What you are asked to do - From the material below, keep only the lines that contain the string "outlet" and copy each one out. Matching is case-sensitive.

Provided records -
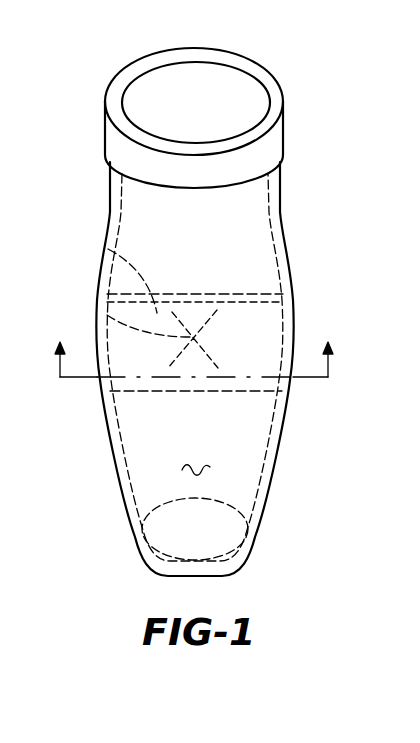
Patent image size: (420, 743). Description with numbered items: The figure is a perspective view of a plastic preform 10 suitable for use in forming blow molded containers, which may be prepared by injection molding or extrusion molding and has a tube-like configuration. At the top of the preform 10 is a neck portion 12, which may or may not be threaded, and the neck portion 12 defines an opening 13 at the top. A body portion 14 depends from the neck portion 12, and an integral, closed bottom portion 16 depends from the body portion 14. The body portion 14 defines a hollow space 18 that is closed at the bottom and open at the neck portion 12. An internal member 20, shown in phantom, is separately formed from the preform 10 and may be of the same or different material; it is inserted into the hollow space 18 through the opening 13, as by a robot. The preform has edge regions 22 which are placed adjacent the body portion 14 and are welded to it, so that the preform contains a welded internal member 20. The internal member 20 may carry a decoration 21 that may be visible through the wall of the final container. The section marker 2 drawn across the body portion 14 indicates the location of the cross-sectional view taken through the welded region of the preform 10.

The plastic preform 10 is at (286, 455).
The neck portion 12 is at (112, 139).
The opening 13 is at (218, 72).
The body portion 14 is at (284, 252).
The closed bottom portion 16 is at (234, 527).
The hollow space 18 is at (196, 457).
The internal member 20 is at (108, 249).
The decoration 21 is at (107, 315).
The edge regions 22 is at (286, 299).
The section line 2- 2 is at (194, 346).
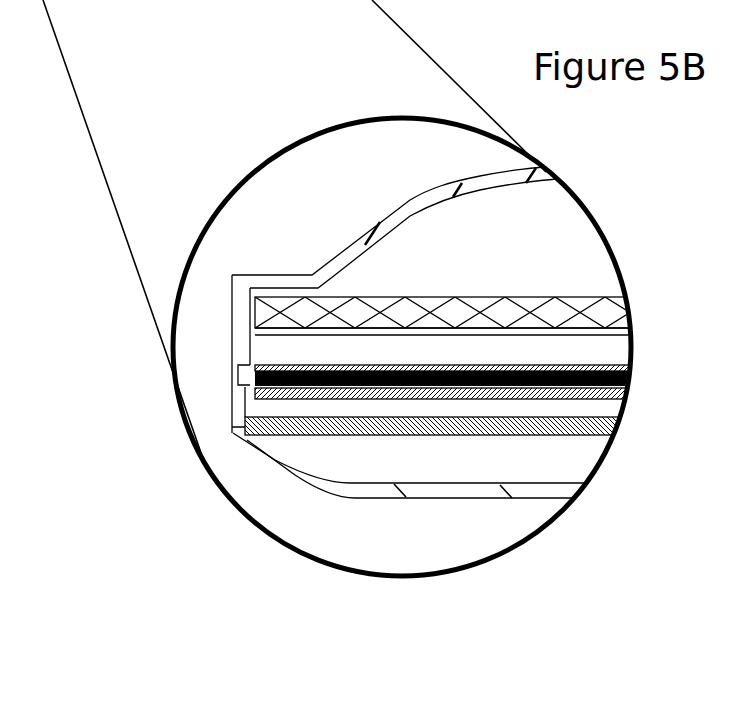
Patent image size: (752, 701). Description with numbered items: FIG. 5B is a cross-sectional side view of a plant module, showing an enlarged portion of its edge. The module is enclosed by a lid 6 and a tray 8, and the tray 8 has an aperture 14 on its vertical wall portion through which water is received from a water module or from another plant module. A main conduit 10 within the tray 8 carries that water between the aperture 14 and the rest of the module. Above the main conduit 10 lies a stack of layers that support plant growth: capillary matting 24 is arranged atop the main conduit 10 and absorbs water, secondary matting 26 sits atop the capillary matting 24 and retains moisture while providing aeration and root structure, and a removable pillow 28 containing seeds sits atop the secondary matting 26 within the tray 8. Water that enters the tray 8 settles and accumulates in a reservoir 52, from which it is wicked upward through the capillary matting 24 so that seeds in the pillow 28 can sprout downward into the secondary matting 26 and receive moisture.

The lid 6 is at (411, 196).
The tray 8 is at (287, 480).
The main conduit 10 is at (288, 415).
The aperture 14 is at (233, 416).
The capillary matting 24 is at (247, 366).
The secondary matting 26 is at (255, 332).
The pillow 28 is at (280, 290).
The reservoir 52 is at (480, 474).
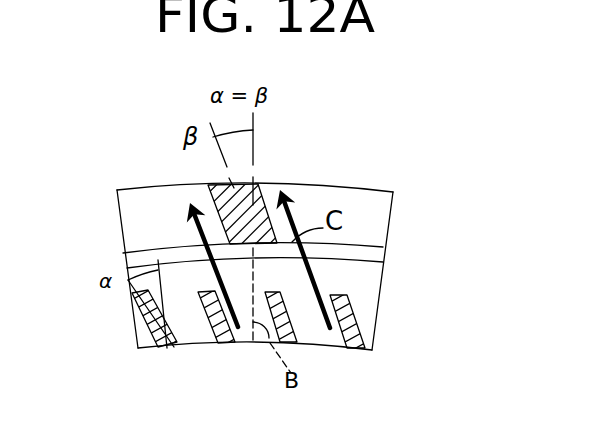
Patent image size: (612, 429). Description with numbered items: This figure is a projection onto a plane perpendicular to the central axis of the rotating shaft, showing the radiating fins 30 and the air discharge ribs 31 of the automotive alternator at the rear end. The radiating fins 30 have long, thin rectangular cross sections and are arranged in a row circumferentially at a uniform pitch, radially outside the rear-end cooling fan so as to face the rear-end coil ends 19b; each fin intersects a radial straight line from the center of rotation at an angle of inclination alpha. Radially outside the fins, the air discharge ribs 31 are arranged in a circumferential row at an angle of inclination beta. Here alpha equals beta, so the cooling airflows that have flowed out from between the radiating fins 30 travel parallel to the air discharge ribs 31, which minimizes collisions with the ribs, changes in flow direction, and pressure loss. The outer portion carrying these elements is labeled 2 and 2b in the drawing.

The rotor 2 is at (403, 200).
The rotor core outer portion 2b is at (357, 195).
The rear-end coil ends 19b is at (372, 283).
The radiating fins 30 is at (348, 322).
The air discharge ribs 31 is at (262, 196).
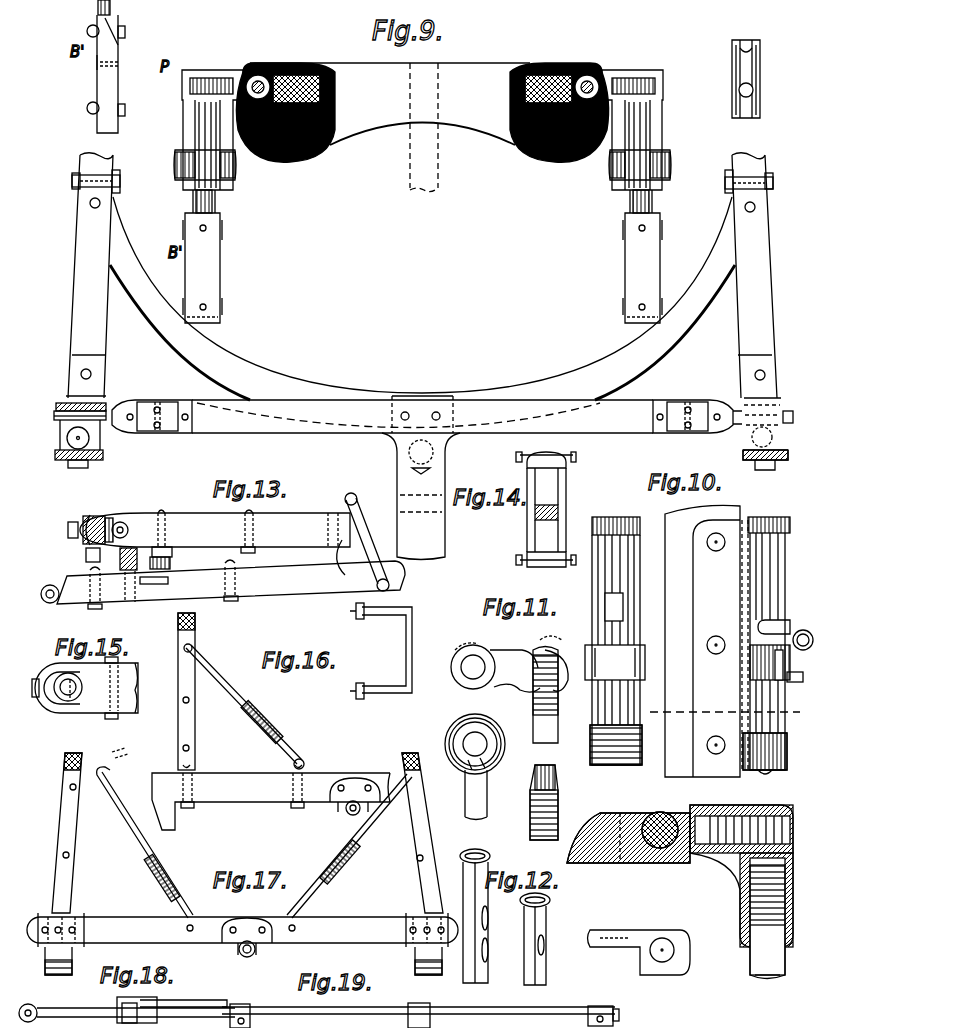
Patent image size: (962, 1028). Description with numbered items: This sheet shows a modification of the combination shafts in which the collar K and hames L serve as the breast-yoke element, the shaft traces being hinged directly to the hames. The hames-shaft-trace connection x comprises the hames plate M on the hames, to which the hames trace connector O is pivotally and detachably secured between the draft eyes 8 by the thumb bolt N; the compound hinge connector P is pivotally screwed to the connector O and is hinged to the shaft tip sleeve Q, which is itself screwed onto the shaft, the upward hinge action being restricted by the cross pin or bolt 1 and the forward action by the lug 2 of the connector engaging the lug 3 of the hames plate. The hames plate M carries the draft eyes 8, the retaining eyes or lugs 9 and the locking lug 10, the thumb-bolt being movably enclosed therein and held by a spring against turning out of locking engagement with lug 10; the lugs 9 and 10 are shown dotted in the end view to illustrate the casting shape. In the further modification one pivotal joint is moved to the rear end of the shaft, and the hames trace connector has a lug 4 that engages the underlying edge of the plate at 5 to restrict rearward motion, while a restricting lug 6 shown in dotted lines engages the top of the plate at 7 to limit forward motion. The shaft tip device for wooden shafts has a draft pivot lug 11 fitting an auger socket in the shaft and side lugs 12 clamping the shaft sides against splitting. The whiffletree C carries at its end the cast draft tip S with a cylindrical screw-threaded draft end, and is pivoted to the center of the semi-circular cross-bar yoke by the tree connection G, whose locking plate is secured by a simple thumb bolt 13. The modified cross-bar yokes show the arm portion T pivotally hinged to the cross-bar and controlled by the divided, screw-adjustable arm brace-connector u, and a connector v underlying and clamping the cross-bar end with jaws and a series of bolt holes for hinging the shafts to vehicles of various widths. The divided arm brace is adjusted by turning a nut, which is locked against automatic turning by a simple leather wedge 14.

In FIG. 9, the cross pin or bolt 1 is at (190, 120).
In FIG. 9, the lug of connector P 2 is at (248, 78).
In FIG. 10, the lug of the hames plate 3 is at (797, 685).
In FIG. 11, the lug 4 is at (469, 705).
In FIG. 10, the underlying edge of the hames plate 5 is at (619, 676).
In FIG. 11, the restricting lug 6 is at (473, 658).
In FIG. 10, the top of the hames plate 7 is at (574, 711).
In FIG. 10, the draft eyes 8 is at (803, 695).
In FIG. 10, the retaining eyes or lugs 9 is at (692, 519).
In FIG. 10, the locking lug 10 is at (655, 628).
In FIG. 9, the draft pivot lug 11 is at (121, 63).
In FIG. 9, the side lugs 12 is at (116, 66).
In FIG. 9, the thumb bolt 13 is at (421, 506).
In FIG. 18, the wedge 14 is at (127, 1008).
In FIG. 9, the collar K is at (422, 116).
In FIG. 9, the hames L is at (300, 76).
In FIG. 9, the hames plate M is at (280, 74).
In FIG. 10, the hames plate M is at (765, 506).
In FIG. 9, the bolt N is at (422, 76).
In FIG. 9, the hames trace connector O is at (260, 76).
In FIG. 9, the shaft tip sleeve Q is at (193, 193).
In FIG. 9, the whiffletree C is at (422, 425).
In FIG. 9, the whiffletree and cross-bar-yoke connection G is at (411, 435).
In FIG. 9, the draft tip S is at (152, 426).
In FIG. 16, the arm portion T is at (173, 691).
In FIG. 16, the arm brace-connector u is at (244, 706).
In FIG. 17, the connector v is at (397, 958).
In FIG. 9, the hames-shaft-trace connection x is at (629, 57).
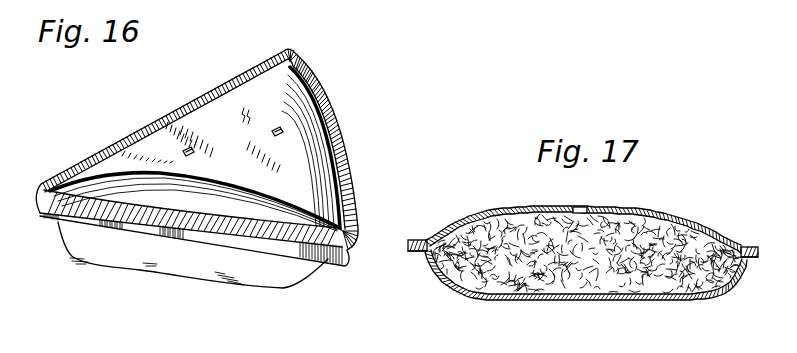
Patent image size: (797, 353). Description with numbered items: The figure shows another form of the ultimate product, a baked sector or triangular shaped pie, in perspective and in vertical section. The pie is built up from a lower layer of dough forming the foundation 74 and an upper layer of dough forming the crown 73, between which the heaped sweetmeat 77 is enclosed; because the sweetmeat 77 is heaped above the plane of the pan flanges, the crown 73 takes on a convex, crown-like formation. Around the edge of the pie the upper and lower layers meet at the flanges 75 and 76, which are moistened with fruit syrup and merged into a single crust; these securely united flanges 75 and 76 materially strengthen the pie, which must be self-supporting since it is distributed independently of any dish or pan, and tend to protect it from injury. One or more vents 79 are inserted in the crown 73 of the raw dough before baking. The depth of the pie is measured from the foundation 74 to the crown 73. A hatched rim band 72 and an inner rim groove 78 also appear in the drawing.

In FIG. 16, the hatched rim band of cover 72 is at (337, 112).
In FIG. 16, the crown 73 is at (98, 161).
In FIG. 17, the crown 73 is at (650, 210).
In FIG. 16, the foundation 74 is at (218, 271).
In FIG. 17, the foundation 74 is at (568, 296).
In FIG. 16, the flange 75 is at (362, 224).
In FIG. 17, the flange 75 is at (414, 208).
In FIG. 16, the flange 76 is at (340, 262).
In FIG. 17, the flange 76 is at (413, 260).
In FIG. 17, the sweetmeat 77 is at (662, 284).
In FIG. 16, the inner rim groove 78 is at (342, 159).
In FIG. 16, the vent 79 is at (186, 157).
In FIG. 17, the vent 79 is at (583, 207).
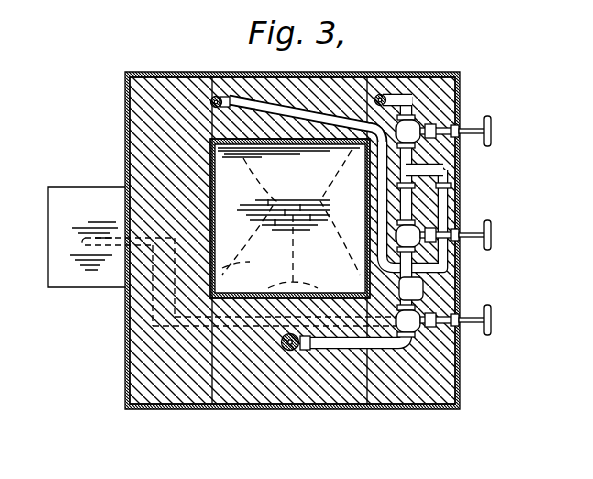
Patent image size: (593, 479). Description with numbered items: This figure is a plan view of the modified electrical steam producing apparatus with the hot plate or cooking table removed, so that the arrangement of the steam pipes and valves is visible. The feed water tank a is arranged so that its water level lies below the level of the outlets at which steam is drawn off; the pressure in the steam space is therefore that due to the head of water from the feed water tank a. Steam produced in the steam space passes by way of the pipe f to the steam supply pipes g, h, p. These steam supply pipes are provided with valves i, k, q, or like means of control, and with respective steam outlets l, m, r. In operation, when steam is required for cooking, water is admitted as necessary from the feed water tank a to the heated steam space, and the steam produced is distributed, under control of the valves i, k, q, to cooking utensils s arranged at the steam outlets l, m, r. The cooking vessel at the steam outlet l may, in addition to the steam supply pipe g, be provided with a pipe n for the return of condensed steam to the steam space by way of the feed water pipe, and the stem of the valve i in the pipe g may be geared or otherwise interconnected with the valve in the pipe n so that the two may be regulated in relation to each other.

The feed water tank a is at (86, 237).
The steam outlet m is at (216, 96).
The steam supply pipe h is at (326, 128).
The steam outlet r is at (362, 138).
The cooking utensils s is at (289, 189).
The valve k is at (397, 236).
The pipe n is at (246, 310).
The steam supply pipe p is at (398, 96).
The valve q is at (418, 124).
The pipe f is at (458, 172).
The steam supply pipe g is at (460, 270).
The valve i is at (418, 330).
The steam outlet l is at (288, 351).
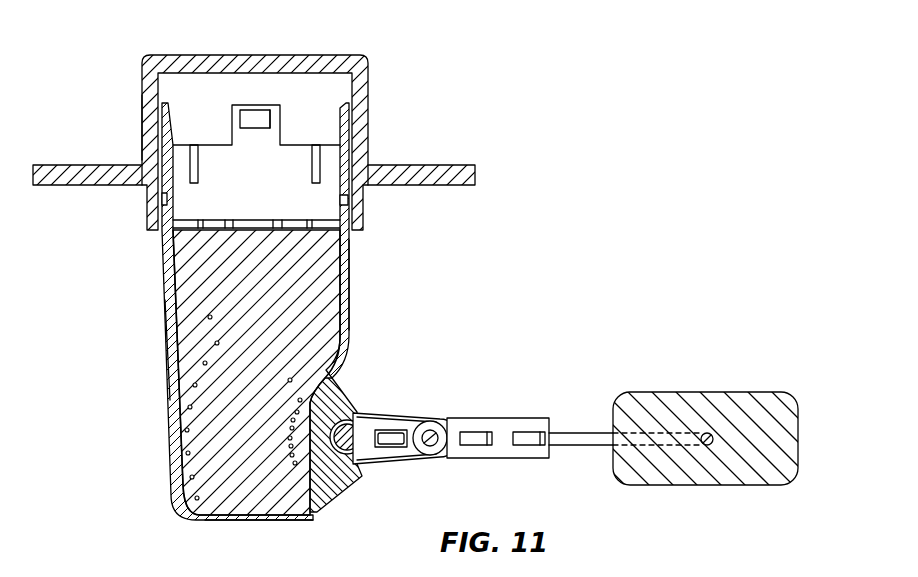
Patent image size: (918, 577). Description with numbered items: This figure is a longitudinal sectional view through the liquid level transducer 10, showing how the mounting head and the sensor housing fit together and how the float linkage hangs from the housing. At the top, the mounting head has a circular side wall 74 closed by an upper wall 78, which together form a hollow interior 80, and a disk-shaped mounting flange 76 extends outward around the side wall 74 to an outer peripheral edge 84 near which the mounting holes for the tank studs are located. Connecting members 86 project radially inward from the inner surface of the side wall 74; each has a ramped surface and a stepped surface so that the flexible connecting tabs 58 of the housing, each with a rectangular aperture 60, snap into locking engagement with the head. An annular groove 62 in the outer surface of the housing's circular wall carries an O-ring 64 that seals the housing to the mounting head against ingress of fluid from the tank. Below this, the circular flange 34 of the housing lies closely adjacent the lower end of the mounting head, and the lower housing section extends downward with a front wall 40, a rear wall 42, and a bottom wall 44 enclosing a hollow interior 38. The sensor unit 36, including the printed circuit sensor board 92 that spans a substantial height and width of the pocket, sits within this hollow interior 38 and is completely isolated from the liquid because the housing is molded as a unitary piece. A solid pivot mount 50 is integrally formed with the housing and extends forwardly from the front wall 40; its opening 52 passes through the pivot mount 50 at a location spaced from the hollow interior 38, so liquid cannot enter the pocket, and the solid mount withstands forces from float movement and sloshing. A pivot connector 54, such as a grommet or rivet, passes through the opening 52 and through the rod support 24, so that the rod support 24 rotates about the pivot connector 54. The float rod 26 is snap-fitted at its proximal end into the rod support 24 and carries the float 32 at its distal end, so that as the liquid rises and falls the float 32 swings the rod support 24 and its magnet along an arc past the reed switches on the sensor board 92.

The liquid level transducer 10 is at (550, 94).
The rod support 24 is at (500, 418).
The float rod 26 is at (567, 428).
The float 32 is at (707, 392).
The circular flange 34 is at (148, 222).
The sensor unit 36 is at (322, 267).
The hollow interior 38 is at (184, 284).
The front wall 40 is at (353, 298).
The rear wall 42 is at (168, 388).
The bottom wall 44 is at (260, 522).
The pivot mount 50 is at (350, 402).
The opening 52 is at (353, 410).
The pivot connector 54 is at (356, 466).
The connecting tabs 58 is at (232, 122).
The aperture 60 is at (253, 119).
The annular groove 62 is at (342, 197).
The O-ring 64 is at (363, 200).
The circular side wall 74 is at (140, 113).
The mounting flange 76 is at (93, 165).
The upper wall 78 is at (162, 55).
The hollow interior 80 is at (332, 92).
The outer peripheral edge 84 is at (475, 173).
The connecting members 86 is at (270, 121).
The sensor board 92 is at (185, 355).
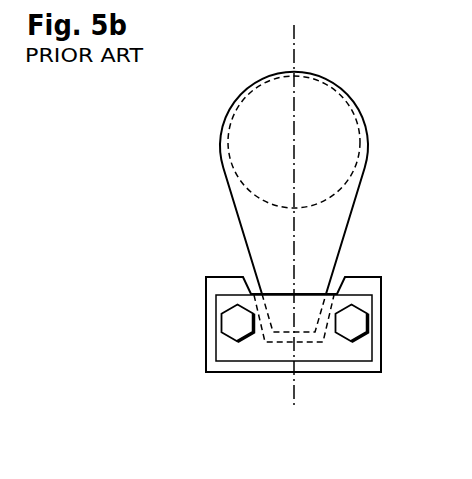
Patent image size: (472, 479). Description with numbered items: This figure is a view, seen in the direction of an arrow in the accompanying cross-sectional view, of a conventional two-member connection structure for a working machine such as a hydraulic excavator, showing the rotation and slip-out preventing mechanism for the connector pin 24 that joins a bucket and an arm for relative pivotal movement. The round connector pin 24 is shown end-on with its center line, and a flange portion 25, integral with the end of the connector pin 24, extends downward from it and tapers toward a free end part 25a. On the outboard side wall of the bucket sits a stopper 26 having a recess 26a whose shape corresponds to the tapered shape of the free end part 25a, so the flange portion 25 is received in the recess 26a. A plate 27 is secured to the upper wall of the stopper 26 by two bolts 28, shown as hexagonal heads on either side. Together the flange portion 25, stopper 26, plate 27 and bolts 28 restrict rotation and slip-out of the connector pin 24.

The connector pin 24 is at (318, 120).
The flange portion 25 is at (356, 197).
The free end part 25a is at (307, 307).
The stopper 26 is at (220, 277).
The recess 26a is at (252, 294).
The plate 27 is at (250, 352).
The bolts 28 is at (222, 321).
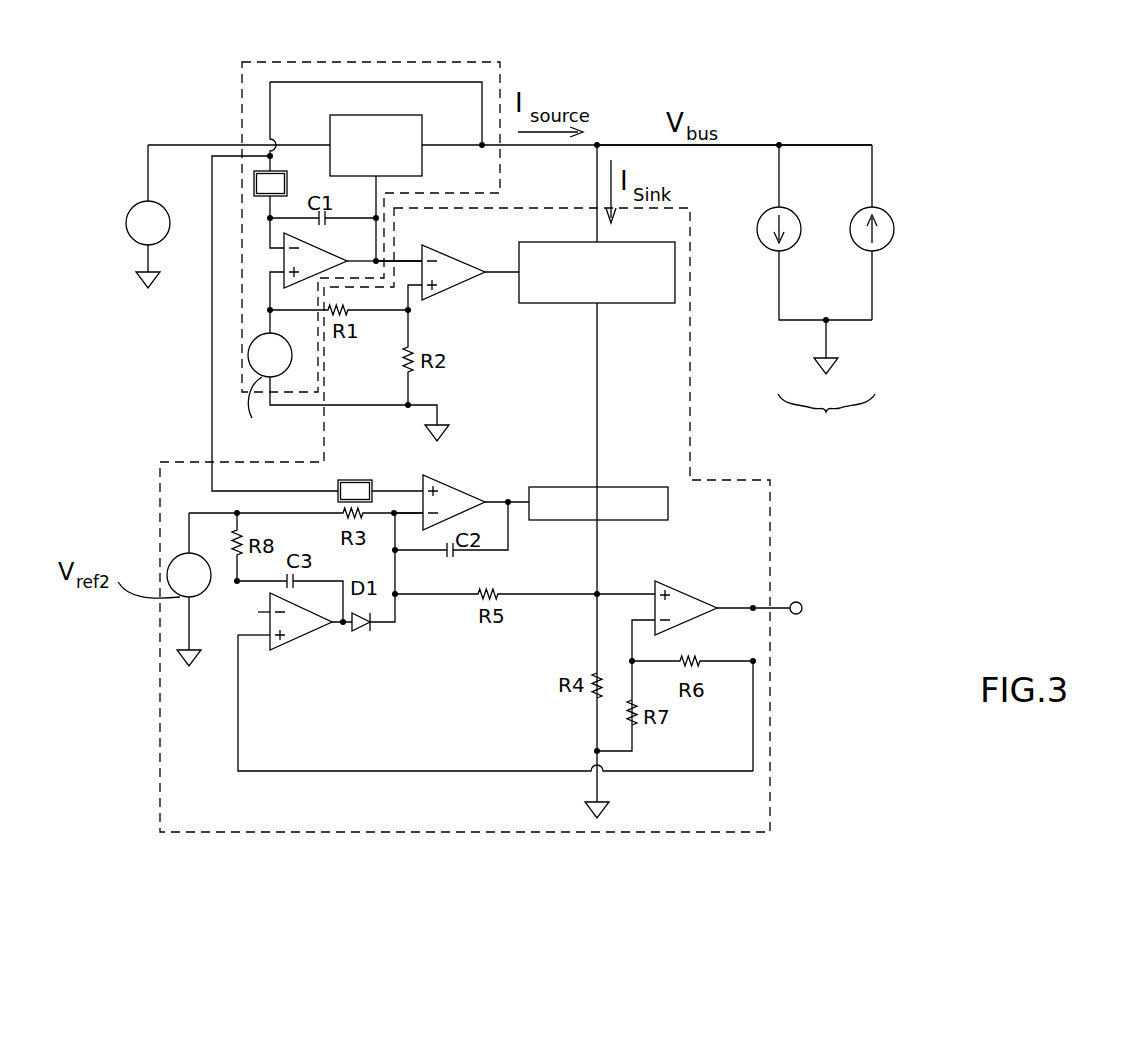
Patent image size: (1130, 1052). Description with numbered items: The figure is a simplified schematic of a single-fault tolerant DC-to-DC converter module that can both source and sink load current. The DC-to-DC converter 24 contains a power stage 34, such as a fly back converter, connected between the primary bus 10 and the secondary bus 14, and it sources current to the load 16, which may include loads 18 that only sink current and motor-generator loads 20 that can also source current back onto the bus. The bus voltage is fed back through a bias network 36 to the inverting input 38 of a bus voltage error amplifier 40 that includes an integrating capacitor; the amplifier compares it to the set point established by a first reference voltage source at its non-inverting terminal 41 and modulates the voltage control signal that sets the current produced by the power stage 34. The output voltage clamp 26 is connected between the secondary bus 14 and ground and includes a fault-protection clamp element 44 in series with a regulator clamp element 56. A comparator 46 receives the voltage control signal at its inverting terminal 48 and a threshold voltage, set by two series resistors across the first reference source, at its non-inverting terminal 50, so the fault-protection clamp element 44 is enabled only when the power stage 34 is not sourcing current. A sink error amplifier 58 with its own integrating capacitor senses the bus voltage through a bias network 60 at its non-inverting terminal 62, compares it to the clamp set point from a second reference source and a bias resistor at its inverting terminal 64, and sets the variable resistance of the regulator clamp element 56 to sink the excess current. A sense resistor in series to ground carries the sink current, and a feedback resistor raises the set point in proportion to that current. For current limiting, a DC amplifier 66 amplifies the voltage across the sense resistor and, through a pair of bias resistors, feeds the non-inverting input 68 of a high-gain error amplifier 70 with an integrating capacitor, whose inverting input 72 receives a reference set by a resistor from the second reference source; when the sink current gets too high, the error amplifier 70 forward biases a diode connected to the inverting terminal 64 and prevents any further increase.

Solution -
Patent image size: (593, 479). Description with numbered items: This figure is a plan view of the modified electrical steam producing apparatus with the hot plate or cooking table removed, so that the arrangement of the steam pipes and valves is visible. The feed water tank a is arranged so that its water level lies below the level of the outlets at which steam is drawn off; the pressure in the steam space is therefore that due to the head of water from the feed water tank a. Steam produced in the steam space passes by way of the pipe f to the steam supply pipes g, h, p. These steam supply pipes are provided with valves i, k, q, or like means of control, and with respective steam outlets l, m, r. In operation, when steam is required for cooking, water is admitted as necessary from the feed water tank a to the heated steam space, and the steam produced is distributed, under control of the valves i, k, q, to cooking utensils s arranged at the steam outlets l, m, r. The cooking vessel at the steam outlet l may, in addition to the steam supply pipe g, be provided with a pipe n for the return of condensed steam to the steam space by way of the feed water pipe, and the stem of the valve i in the pipe g may be geared or otherwise interconnected with the valve in the pipe n so that the two may be regulated in relation to each other.
The steam outlet m is at (216, 96).
The steam outlet r is at (362, 138).
The steam outlet l is at (288, 351).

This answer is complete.